*PROMPT:* Write out the listing below again, precisely as it is given.

*PROVIDED DATA:*
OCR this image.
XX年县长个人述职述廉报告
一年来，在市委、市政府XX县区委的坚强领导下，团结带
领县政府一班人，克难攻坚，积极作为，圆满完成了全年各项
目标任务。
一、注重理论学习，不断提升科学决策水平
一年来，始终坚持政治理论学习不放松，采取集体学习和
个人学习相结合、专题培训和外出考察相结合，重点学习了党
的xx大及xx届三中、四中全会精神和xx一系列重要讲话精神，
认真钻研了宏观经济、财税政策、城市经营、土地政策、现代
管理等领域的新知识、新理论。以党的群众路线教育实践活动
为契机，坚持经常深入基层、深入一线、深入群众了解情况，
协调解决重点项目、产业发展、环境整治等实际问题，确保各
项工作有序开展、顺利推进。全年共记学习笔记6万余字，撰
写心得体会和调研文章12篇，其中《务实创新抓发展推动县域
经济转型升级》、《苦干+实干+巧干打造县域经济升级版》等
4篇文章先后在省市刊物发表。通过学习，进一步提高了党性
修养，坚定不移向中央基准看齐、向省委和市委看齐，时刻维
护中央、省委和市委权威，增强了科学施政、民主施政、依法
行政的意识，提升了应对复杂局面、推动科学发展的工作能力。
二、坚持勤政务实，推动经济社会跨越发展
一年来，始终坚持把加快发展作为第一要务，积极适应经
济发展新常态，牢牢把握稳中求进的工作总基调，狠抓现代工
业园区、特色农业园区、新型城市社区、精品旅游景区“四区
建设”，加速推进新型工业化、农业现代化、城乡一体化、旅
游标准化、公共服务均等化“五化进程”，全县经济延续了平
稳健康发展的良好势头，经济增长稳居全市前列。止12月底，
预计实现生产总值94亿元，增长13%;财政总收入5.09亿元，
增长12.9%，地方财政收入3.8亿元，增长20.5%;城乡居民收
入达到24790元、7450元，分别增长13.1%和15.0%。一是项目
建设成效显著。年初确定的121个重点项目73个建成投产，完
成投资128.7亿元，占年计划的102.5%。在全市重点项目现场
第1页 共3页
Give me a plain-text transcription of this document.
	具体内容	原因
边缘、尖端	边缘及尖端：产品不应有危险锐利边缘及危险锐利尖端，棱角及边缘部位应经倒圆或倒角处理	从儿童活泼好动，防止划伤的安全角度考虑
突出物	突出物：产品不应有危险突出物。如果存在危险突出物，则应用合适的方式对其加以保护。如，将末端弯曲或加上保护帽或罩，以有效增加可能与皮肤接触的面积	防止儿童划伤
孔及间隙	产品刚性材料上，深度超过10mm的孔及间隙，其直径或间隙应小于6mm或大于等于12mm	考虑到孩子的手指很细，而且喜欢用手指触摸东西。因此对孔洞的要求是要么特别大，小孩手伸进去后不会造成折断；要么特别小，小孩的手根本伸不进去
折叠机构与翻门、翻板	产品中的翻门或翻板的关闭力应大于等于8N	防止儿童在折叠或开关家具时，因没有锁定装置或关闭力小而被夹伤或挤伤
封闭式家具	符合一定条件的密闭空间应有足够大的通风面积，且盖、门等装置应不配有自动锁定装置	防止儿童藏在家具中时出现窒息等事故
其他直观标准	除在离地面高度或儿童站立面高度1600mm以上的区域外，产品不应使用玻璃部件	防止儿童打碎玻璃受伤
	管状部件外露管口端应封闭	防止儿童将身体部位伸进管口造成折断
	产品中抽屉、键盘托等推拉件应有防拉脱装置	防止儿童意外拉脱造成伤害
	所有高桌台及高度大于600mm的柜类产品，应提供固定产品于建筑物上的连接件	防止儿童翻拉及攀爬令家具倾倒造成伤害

*RESULT:*
OCR this image.
XX年县长个人述职述廉报告
一年来，在市委、市政府XX县区委的坚强领导下，团结带
领县政府一班人，克难攻坚，积极作为，圆满完成了全年各项
目标任务。
一、注重理论学习，不断提升科学决策水平
一年来，始终坚持政治理论学习不放松，采取集体学习和
个人学习相结合、专题培训和外出考察相结合，重点学习了党
的xx大及xx届三中、四中全会精神和xx一系列重要讲话精神，
认真钻研了宏观经济、财税政策、城市经营、土地政策、现代
管理等领域的新知识、新理论。以党的群众路线教育实践活动
为契机，坚持经常深入基层、深入一线、深入群众了解情况，
协调解决重点项目、产业发展、环境整治等实际问题，确保各
项工作有序开展、顺利推进。全年共记学习笔记6万余字，撰
写心得体会和调研文章12篇，其中《务实创新抓发展推动县域
经济转型升级》、《苦干+实干+巧干打造县域经济升级版》等
4篇文章先后在省市刊物发表。通过学习，进一步提高了党性
修养，坚定不移向中央基准看齐、向省委和市委看齐，时刻维
护中央、省委和市委权威，增强了科学施政、民主施政、依法
行政的意识，提升了应对复杂局面、推动科学发展的工作能力。
二、坚持勤政务实，推动经济社会跨越发展
一年来，始终坚持把加快发展作为第一要务，积极适应经
济发展新常态，牢牢把握稳中求进的工作总基调，狠抓现代工
业园区、特色农业园区、新型城市社区、精品旅游景区“四区
建设”，加速推进新型工业化、农业现代化、城乡一体化、旅
游标准化、公共服务均等化“五化进程”，全县经济延续了平
稳健康发展的良好势头，经济增长稳居全市前列。止12月底，
预计实现生产总值94亿元，增长13%;财政总收入5.09亿元，
增长12.9%，地方财政收入3.8亿元，增长20.5%;城乡居民收
入达到24790元、7450元，分别增长13.1%和15.0%。一是项目
建设成效显著。年初确定的121个重点项目73个建成投产，完
成投资128.7亿元，占年计划的102.5%。在全市重点项目现场
第1页 共3页
Give me a plain-text transcription of this document.
	具体内容	原因
边缘、尖端	边缘及尖端：产品不应有危险锐利边缘及危险锐利尖端，棱角及边缘部位应经倒圆或倒角处理	从儿童活泼好动，防止划伤的安全角度考虑
突出物	突出物：产品不应有危险突出物。如果存在危险突出物，则应用合适的方式对其加以保护。如，将末端弯曲或加上保护帽或罩，以有效增加可能与皮肤接触的面积	防止儿童划伤
孔及间隙	产品刚性材料上，深度超过10mm的孔及间隙，其直径或间隙应小于6mm或大于等于12mm	考虑到孩子的手指很细，而且喜欢用手指触摸东西。因此对孔洞的要求是要么特别大，小孩手伸进去后不会造成折断；要么特别小，小孩的手根本伸不进去
折叠机构与翻门、翻板	产品中的翻门或翻板的关闭力应大于等于8N	防止儿童在折叠或开关家具时，因没有锁定装置或关闭力小而被夹伤或挤伤
封闭式家具	符合一定条件的密闭空间应有足够大的通风面积，且盖、门等装置应不配有自动锁定装置	防止儿童藏在家具中时出现窒息等事故
其他直观标准	除在离地面高度或儿童站立面高度1600mm以上的区域外，产品不应使用玻璃部件	防止儿童打碎玻璃受伤
	管状部件外露管口端应封闭	防止儿童将身体部位伸进管口造成折断
	产品中抽屉、键盘托等推拉件应有防拉脱装置	防止儿童意外拉脱造成伤害
	所有高桌台及高度大于600mm的柜类产品，应提供固定产品于建筑物上的连接件	防止儿童翻拉及攀爬令家具倾倒造成伤害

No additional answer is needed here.